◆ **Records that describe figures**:
________________________
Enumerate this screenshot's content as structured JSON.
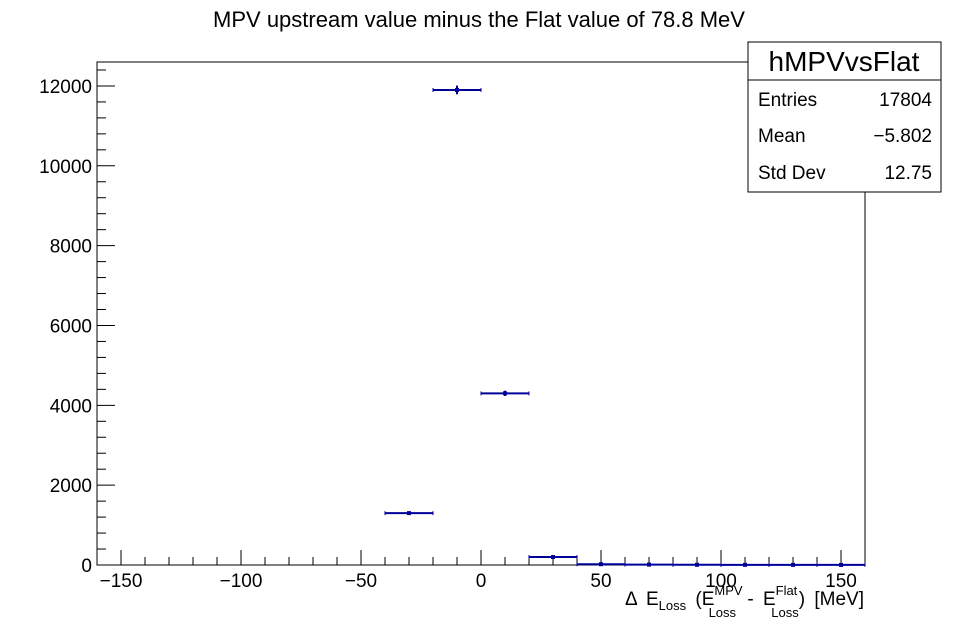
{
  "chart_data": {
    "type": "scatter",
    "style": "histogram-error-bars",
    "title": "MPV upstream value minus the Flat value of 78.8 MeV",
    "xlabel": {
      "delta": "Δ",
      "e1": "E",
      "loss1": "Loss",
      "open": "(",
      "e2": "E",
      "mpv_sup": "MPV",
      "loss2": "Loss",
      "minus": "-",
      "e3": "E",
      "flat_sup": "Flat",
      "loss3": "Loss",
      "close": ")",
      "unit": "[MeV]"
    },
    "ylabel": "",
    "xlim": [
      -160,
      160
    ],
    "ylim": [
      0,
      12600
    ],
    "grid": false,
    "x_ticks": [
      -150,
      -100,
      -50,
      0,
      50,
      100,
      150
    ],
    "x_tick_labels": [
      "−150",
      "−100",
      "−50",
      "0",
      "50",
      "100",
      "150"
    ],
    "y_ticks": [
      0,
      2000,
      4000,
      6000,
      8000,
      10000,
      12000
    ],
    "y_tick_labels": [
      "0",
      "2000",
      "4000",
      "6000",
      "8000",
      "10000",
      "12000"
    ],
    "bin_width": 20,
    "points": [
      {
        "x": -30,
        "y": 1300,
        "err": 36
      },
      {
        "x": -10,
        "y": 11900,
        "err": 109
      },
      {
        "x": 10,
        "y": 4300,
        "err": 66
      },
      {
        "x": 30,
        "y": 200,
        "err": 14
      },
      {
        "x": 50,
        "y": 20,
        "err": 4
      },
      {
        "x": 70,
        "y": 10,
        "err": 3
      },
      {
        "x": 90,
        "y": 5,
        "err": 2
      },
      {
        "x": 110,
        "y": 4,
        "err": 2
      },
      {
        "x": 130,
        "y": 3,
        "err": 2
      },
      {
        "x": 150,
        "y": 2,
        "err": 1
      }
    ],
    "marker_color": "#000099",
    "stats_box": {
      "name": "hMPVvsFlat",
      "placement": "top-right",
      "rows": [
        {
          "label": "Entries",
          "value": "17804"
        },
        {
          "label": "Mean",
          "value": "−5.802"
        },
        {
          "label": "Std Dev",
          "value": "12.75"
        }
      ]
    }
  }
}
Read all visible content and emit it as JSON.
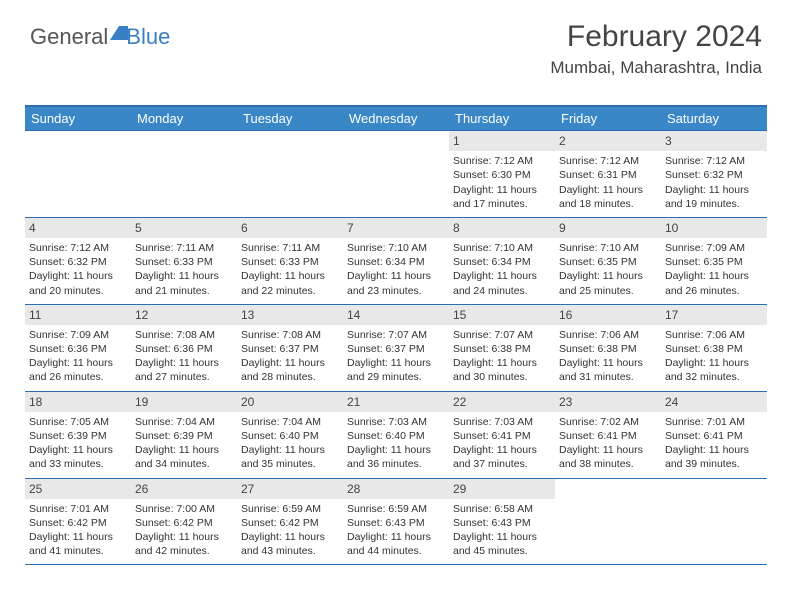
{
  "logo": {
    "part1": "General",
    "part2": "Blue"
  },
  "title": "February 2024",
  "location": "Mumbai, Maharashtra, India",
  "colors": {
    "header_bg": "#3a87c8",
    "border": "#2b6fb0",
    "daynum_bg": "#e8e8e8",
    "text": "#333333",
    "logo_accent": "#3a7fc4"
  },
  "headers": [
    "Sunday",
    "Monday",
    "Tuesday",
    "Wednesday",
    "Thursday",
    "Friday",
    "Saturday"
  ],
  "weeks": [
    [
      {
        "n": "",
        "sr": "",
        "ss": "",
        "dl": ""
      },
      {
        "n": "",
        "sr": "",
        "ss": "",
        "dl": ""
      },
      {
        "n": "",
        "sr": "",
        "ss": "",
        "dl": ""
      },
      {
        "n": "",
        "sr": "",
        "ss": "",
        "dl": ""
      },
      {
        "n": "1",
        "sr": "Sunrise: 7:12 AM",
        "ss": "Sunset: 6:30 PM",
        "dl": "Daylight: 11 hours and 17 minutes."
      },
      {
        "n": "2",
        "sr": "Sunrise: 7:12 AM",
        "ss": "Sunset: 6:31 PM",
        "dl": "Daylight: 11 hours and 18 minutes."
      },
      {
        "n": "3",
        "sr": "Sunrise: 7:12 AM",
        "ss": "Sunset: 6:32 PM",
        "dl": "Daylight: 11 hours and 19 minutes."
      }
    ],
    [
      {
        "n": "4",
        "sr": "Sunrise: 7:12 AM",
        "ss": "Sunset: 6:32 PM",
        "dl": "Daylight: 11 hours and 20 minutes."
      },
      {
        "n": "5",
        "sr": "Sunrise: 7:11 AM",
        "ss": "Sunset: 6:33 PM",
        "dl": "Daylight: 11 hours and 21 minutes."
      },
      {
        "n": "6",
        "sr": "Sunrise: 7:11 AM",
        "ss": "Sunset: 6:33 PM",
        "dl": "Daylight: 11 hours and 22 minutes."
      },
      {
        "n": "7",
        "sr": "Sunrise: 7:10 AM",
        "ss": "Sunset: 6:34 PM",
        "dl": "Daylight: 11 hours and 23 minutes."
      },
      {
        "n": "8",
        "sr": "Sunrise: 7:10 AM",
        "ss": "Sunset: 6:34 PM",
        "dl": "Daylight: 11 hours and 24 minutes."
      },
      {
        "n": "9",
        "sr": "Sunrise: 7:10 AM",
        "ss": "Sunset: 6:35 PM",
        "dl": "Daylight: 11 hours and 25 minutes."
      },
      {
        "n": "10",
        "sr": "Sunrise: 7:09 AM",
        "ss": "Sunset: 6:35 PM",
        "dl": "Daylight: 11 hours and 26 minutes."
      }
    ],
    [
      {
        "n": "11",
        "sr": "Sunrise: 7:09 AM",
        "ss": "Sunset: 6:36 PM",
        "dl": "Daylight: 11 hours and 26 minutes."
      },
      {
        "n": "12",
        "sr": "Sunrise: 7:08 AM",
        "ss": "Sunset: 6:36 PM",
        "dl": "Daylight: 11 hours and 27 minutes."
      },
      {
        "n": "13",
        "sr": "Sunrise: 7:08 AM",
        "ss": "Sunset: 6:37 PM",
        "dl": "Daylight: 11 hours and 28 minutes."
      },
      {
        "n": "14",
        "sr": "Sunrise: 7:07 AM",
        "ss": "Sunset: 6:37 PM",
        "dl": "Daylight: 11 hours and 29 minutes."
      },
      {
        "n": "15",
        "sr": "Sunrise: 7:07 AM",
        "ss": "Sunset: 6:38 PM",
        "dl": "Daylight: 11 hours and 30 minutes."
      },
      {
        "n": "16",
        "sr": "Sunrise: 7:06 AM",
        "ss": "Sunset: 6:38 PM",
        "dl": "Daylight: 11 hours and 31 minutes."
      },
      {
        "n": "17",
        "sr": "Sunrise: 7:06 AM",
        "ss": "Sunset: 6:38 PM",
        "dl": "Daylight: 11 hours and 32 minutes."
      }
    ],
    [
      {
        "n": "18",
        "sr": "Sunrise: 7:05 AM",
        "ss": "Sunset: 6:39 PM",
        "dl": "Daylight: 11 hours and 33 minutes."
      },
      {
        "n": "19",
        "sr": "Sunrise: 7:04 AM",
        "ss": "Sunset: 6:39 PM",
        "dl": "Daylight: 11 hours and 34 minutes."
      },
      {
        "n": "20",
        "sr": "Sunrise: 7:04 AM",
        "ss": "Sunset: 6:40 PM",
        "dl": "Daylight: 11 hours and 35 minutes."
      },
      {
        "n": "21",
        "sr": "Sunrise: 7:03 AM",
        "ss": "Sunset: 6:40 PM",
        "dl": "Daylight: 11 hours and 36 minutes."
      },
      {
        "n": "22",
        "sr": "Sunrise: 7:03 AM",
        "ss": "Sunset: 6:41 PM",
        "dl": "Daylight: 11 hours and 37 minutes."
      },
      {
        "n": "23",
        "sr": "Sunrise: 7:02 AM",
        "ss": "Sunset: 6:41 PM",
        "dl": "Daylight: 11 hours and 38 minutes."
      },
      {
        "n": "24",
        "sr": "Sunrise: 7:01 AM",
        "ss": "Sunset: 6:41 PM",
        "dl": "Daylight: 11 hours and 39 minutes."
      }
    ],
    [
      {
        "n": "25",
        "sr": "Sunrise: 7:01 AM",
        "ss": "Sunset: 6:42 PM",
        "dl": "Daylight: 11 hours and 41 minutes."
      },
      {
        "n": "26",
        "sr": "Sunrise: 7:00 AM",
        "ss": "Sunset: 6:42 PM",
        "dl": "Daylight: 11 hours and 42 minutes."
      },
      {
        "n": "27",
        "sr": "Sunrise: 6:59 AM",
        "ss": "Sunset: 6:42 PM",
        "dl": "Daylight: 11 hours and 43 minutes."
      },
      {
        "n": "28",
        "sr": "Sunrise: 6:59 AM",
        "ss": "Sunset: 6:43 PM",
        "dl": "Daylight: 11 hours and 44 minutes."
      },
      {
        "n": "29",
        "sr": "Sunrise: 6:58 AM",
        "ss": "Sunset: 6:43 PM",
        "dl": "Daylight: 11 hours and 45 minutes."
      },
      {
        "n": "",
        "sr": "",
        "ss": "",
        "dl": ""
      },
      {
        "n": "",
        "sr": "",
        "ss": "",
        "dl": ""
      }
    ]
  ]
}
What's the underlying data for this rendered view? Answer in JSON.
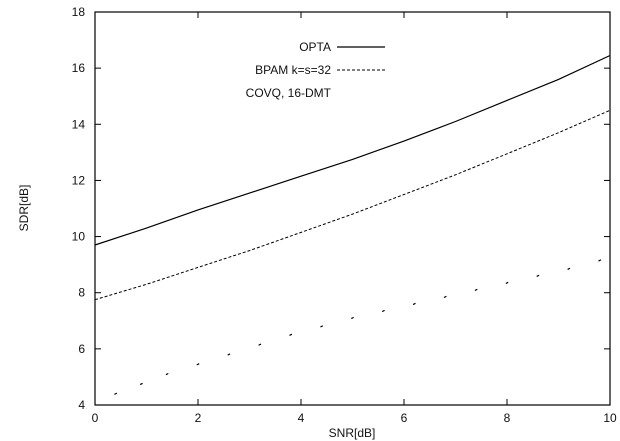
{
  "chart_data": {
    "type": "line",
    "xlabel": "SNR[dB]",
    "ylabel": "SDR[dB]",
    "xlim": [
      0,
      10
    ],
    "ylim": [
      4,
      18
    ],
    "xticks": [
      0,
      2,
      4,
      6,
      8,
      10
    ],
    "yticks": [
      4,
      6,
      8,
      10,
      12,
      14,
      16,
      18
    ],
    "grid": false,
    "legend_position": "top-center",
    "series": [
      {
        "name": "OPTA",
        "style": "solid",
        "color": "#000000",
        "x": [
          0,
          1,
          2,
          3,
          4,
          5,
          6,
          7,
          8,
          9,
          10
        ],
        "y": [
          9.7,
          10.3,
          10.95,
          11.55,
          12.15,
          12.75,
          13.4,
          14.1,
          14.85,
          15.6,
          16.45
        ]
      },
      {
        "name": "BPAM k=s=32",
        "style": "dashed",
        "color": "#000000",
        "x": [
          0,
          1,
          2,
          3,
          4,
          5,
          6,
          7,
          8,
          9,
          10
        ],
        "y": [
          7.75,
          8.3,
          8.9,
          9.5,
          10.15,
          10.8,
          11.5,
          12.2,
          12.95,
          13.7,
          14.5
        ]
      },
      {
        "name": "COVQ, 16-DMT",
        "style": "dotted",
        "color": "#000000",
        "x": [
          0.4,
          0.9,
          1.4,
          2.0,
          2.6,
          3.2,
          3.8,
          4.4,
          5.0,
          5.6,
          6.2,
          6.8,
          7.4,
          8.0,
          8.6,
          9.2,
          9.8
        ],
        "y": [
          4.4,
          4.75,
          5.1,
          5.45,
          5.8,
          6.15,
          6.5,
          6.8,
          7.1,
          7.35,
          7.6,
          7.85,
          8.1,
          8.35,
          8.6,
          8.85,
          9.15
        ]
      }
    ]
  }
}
________________________
◆ **WHAT YOU SHOULD DO**: From the entries above, return each line with the word "name" in it.

◆ **RESPONSE**:
      "name": "hMPVvsFlat",
        "name": "OPTA",
        "name": "BPAM k=s=32",
        "name": "COVQ, 16-DMT",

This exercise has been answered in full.